— TEXTO —
::::::
O juiz substituto da 3ª Vara Federal de Maringá, Alexei Alves Ribeiro, recebeu, na semana passada, o recurso de apelação da sentença contra o deputado federal Ricardo Barros (PPB), que automaticamente suspende a decisão inicial. Barros foi condenado no início de junho à suspensão dos direitos políticos por seis anos, depois de comprovada a contratação irregular de uma assessora. O parlamentar foi condenado também a ressarcir os cofres públicos com o valor dos vencimentos pagos à funcionária.
O Ministério Público Federal (MPF), que denunciou o deputado, já apelou do recurso. Segundo o advogado Luis Carlos Manzato, que faz a defesa de Barros no caso, agora a decisão cabe apenas ao Tribunal Regional Federal (TRF) da 4ª região, em Porto Alegre. Ele lembra que normalmente uma decisão do TRF não sai com menos de três a quatro anos. ‘‘Agora só resta esperar’’, disse à Folha.
O deputado é acusado pela ‘‘nomeação fictícia’’ da ex-assessora Rosimeire Botus Porpiglio. Ela trabalhou como funcionária do gabinete do parlamentar de fevereiro de 1995 a janeiro de 1997. O salário variou de R$ 500 a R$ 750 ao mês. A denúncia partiu do marido de Rosimeire, Paulo Roberto Porpiglio, que também trabalhava com Barros. Ele alegou que, apesar de ser contratada, Rosimeire nunca foi a Brasília.
Na denúncia, Porpiglio afirmou ainda que o cargo para a mulher foi um acerto para Barros pagar ‘‘dívidas de campanha’’. O deputado alega que não existe irregularidade na contratação de Rosimeire. Segundo Barros, Porpiglio foi contratado como secretário parlamentar até assumir o cargo de chefe da Ciretran de Maringá, de onde saiu acusado de irregularidades em 1996. Isso também provocou a demissão de Rosimeire.
::::::
— Dados de detecção de layout de documentos —

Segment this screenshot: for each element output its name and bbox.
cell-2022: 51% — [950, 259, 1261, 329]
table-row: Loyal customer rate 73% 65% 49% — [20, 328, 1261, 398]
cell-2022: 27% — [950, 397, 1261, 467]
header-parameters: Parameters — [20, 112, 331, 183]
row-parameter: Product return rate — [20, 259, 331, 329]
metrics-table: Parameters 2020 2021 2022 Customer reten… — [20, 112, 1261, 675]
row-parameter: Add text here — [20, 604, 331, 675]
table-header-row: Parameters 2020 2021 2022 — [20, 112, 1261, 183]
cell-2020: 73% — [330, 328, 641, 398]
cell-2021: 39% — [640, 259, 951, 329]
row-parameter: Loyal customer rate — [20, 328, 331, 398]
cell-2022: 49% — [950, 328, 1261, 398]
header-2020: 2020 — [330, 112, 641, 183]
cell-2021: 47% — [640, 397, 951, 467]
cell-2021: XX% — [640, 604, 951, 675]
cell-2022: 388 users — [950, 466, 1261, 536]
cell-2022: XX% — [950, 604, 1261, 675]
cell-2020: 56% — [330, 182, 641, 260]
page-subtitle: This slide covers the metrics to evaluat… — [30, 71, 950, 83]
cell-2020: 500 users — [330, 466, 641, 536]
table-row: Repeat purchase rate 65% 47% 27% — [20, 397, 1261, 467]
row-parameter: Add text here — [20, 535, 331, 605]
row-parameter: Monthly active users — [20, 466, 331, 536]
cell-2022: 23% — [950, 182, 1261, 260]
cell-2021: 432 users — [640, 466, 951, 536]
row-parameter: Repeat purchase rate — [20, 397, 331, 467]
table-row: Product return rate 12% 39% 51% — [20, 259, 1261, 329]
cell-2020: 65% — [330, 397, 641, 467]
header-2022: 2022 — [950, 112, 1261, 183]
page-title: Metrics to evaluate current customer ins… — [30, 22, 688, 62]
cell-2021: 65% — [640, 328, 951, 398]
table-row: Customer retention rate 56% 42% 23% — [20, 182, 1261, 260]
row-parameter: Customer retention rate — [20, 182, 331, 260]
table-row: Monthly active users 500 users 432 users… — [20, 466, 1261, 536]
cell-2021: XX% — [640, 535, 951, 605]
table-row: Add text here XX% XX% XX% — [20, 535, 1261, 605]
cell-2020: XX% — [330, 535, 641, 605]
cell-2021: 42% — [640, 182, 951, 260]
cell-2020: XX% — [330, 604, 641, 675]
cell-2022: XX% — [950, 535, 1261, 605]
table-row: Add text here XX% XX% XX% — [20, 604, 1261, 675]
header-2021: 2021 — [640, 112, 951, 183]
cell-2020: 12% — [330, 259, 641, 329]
::::::
— TAREFAS —
**a)** Imprima o trecho da notícia que vai de "O juiz substituto" até "pagos à funcionária.", inclusive.
**b)** As afirmações a seguir estão de acordo com a notícia? Para cada uma, responda sim ou não e cite as palavras exatas da notícia que decidem a questão.
(i) Barros foi condenado à suspensão dos direitos políticos por oito anos.
(ii) Rosimeire trabalhou no gabinete do parlamentar de fevereiro de 1995 a janeiro de 1997.
(iii) O salário de Rosimeire chegou a R$ 1.000 por mês.

— RESPOSTAS POR TAREFA —
**a)**
O juiz substituto da 3ª Vara Federal de Maringá, Alexei Alves Ribeiro, recebeu, na semana passada, o recurso de apelação da sentença contra o deputado federal Ricardo Barros (PPB), que automaticamente suspende a decisão inicial. Barros foi condenado no início de junho à suspensão dos direitos políticos por seis anos, depois de comprovada a contratação irregular de uma assessora. O parlamentar foi condenado também a ressarcir os cofres públicos com o valor dos vencimentos pagos à funcionária.

**b)**
(i) Não: "suspensão dos direitos políticos por seis anos".
(ii) Sim: "Ela trabalhou como funcionária do gabinete do parlamentar de fevereiro de 1995 a janeiro de 1997."
(iii) Não: "O salário variou de R$ 500 a R$ 750 ao mês."